## Required work
Repeat the whole of the data, keeping every detail the same.

## Stored records
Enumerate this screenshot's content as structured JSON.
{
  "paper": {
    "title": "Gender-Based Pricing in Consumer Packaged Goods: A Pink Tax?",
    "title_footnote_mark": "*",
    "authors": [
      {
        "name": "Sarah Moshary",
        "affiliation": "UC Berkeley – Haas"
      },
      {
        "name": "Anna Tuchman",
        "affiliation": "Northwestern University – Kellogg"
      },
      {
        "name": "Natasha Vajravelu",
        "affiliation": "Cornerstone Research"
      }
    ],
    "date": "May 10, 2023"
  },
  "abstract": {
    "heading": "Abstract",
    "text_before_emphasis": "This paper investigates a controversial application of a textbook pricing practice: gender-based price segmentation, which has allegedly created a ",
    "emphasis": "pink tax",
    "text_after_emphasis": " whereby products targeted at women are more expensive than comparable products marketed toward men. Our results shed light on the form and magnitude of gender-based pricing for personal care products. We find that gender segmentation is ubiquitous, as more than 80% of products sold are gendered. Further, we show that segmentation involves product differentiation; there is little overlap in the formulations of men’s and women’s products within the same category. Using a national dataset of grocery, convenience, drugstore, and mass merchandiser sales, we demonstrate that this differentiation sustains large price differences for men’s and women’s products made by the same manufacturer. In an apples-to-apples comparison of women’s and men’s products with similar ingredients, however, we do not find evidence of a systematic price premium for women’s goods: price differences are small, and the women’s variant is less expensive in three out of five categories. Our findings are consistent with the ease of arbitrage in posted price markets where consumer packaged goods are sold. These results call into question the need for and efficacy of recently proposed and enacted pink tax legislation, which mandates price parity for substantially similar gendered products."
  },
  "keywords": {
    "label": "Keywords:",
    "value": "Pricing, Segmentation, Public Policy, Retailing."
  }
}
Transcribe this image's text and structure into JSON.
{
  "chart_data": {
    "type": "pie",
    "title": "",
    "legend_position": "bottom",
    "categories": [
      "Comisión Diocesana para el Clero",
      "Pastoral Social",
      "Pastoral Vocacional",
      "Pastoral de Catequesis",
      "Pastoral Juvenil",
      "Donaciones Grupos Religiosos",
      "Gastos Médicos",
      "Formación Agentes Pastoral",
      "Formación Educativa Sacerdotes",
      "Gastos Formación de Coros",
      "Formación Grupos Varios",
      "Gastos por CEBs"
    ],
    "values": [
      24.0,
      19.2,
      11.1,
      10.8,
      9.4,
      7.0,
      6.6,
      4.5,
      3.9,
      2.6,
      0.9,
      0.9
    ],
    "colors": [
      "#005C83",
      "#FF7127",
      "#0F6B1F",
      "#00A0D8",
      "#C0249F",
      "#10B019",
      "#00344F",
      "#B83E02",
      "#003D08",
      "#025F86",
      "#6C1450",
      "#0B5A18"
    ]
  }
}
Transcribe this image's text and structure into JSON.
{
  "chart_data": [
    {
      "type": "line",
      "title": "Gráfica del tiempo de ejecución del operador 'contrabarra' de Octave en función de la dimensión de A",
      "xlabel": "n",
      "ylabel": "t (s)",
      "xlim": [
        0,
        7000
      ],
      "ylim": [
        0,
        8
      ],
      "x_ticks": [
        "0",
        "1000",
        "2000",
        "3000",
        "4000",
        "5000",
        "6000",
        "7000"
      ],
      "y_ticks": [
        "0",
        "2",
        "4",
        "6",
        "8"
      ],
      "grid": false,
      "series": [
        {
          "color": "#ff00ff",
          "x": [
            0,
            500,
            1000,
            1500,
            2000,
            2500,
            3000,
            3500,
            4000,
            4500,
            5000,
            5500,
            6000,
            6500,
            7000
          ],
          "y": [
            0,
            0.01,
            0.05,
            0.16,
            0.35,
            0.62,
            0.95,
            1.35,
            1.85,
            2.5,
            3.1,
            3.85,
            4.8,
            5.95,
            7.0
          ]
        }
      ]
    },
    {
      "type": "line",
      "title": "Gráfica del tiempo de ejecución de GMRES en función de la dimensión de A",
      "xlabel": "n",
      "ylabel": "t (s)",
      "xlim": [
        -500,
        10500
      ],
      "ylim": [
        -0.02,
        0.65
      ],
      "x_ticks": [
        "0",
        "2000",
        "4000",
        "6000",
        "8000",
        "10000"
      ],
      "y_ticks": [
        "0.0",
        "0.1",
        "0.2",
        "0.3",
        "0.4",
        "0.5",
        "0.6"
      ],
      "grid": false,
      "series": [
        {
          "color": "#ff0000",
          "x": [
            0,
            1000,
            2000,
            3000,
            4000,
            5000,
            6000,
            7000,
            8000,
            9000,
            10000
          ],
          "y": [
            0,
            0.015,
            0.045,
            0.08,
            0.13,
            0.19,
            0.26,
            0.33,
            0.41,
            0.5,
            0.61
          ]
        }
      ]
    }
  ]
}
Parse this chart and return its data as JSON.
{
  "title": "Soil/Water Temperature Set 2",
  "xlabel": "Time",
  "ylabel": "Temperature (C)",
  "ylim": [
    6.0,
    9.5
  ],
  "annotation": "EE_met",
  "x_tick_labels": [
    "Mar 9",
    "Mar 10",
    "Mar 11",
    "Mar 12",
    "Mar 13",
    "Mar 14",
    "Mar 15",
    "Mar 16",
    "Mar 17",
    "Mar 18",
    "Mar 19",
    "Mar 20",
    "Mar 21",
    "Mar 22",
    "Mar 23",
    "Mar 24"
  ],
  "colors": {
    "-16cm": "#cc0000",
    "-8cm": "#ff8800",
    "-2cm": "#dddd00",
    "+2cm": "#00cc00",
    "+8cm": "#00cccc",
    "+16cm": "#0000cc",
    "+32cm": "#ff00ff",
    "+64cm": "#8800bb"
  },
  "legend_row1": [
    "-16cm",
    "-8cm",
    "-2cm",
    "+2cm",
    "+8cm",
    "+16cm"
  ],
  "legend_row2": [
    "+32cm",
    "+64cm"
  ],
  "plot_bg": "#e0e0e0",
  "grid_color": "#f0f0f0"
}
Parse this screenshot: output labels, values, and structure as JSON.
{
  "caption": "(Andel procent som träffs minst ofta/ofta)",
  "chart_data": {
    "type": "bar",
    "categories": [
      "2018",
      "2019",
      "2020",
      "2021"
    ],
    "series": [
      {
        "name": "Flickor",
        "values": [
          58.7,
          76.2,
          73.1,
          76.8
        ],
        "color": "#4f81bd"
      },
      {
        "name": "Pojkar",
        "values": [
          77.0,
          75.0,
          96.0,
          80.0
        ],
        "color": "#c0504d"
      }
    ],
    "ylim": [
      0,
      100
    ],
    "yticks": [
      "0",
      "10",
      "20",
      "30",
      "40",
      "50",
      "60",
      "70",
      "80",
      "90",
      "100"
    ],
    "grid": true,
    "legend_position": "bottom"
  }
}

## Written solution
Enumerate this screenshot's content as structured JSON.
{
  "paper": {
    "title": "Gender-Based Pricing in Consumer Packaged Goods: A Pink Tax?",
    "title_footnote_mark": "*",
    "authors": [
      {
        "name": "Sarah Moshary",
        "affiliation": "UC Berkeley – Haas"
      },
      {
        "name": "Anna Tuchman",
        "affiliation": "Northwestern University – Kellogg"
      },
      {
        "name": "Natasha Vajravelu",
        "affiliation": "Cornerstone Research"
      }
    ],
    "date": "May 10, 2023"
  },
  "abstract": {
    "heading": "Abstract",
    "text_before_emphasis": "This paper investigates a controversial application of a textbook pricing practice: gender-based price segmentation, which has allegedly created a ",
    "emphasis": "pink tax",
    "text_after_emphasis": " whereby products targeted at women are more expensive than comparable products marketed toward men. Our results shed light on the form and magnitude of gender-based pricing for personal care products. We find that gender segmentation is ubiquitous, as more than 80% of products sold are gendered. Further, we show that segmentation involves product differentiation; there is little overlap in the formulations of men’s and women’s products within the same category. Using a national dataset of grocery, convenience, drugstore, and mass merchandiser sales, we demonstrate that this differentiation sustains large price differences for men’s and women’s products made by the same manufacturer. In an apples-to-apples comparison of women’s and men’s products with similar ingredients, however, we do not find evidence of a systematic price premium for women’s goods: price differences are small, and the women’s variant is less expensive in three out of five categories. Our findings are consistent with the ease of arbitrage in posted price markets where consumer packaged goods are sold. These results call into question the need for and efficacy of recently proposed and enacted pink tax legislation, which mandates price parity for substantially similar gendered products."
  },
  "keywords": {
    "label": "Keywords:",
    "value": "Pricing, Segmentation, Public Policy, Retailing."
  }
}
Transcribe this image's text and structure into JSON.
{
  "chart_data": {
    "type": "pie",
    "title": "",
    "legend_position": "bottom",
    "categories": [
      "Comisión Diocesana para el Clero",
      "Pastoral Social",
      "Pastoral Vocacional",
      "Pastoral de Catequesis",
      "Pastoral Juvenil",
      "Donaciones Grupos Religiosos",
      "Gastos Médicos",
      "Formación Agentes Pastoral",
      "Formación Educativa Sacerdotes",
      "Gastos Formación de Coros",
      "Formación Grupos Varios",
      "Gastos por CEBs"
    ],
    "values": [
      24.0,
      19.2,
      11.1,
      10.8,
      9.4,
      7.0,
      6.6,
      4.5,
      3.9,
      2.6,
      0.9,
      0.9
    ],
    "colors": [
      "#005C83",
      "#FF7127",
      "#0F6B1F",
      "#00A0D8",
      "#C0249F",
      "#10B019",
      "#00344F",
      "#B83E02",
      "#003D08",
      "#025F86",
      "#6C1450",
      "#0B5A18"
    ]
  }
}
Transcribe this image's text and structure into JSON.
{
  "chart_data": [
    {
      "type": "line",
      "title": "Gráfica del tiempo de ejecución del operador 'contrabarra' de Octave en función de la dimensión de A",
      "xlabel": "n",
      "ylabel": "t (s)",
      "xlim": [
        0,
        7000
      ],
      "ylim": [
        0,
        8
      ],
      "x_ticks": [
        "0",
        "1000",
        "2000",
        "3000",
        "4000",
        "5000",
        "6000",
        "7000"
      ],
      "y_ticks": [
        "0",
        "2",
        "4",
        "6",
        "8"
      ],
      "grid": false,
      "series": [
        {
          "color": "#ff00ff",
          "x": [
            0,
            500,
            1000,
            1500,
            2000,
            2500,
            3000,
            3500,
            4000,
            4500,
            5000,
            5500,
            6000,
            6500,
            7000
          ],
          "y": [
            0,
            0.01,
            0.05,
            0.16,
            0.35,
            0.62,
            0.95,
            1.35,
            1.85,
            2.5,
            3.1,
            3.85,
            4.8,
            5.95,
            7.0
          ]
        }
      ]
    },
    {
      "type": "line",
      "title": "Gráfica del tiempo de ejecución de GMRES en función de la dimensión de A",
      "xlabel": "n",
      "ylabel": "t (s)",
      "xlim": [
        -500,
        10500
      ],
      "ylim": [
        -0.02,
        0.65
      ],
      "x_ticks": [
        "0",
        "2000",
        "4000",
        "6000",
        "8000",
        "10000"
      ],
      "y_ticks": [
        "0.0",
        "0.1",
        "0.2",
        "0.3",
        "0.4",
        "0.5",
        "0.6"
      ],
      "grid": false,
      "series": [
        {
          "color": "#ff0000",
          "x": [
            0,
            1000,
            2000,
            3000,
            4000,
            5000,
            6000,
            7000,
            8000,
            9000,
            10000
          ],
          "y": [
            0,
            0.015,
            0.045,
            0.08,
            0.13,
            0.19,
            0.26,
            0.33,
            0.41,
            0.5,
            0.61
          ]
        }
      ]
    }
  ]
}
Parse this chart and return its data as JSON.
{
  "title": "Soil/Water Temperature Set 2",
  "xlabel": "Time",
  "ylabel": "Temperature (C)",
  "ylim": [
    6.0,
    9.5
  ],
  "annotation": "EE_met",
  "x_tick_labels": [
    "Mar 9",
    "Mar 10",
    "Mar 11",
    "Mar 12",
    "Mar 13",
    "Mar 14",
    "Mar 15",
    "Mar 16",
    "Mar 17",
    "Mar 18",
    "Mar 19",
    "Mar 20",
    "Mar 21",
    "Mar 22",
    "Mar 23",
    "Mar 24"
  ],
  "colors": {
    "-16cm": "#cc0000",
    "-8cm": "#ff8800",
    "-2cm": "#dddd00",
    "+2cm": "#00cc00",
    "+8cm": "#00cccc",
    "+16cm": "#0000cc",
    "+32cm": "#ff00ff",
    "+64cm": "#8800bb"
  },
  "legend_row1": [
    "-16cm",
    "-8cm",
    "-2cm",
    "+2cm",
    "+8cm",
    "+16cm"
  ],
  "legend_row2": [
    "+32cm",
    "+64cm"
  ],
  "plot_bg": "#e0e0e0",
  "grid_color": "#f0f0f0"
}
Parse this screenshot: output labels, values, and structure as JSON.
{
  "caption": "(Andel procent som träffs minst ofta/ofta)",
  "chart_data": {
    "type": "bar",
    "categories": [
      "2018",
      "2019",
      "2020",
      "2021"
    ],
    "series": [
      {
        "name": "Flickor",
        "values": [
          58.7,
          76.2,
          73.1,
          76.8
        ],
        "color": "#4f81bd"
      },
      {
        "name": "Pojkar",
        "values": [
          77.0,
          75.0,
          96.0,
          80.0
        ],
        "color": "#c0504d"
      }
    ],
    "ylim": [
      0,
      100
    ],
    "yticks": [
      "0",
      "10",
      "20",
      "30",
      "40",
      "50",
      "60",
      "70",
      "80",
      "90",
      "100"
    ],
    "grid": true,
    "legend_position": "bottom"
  }
}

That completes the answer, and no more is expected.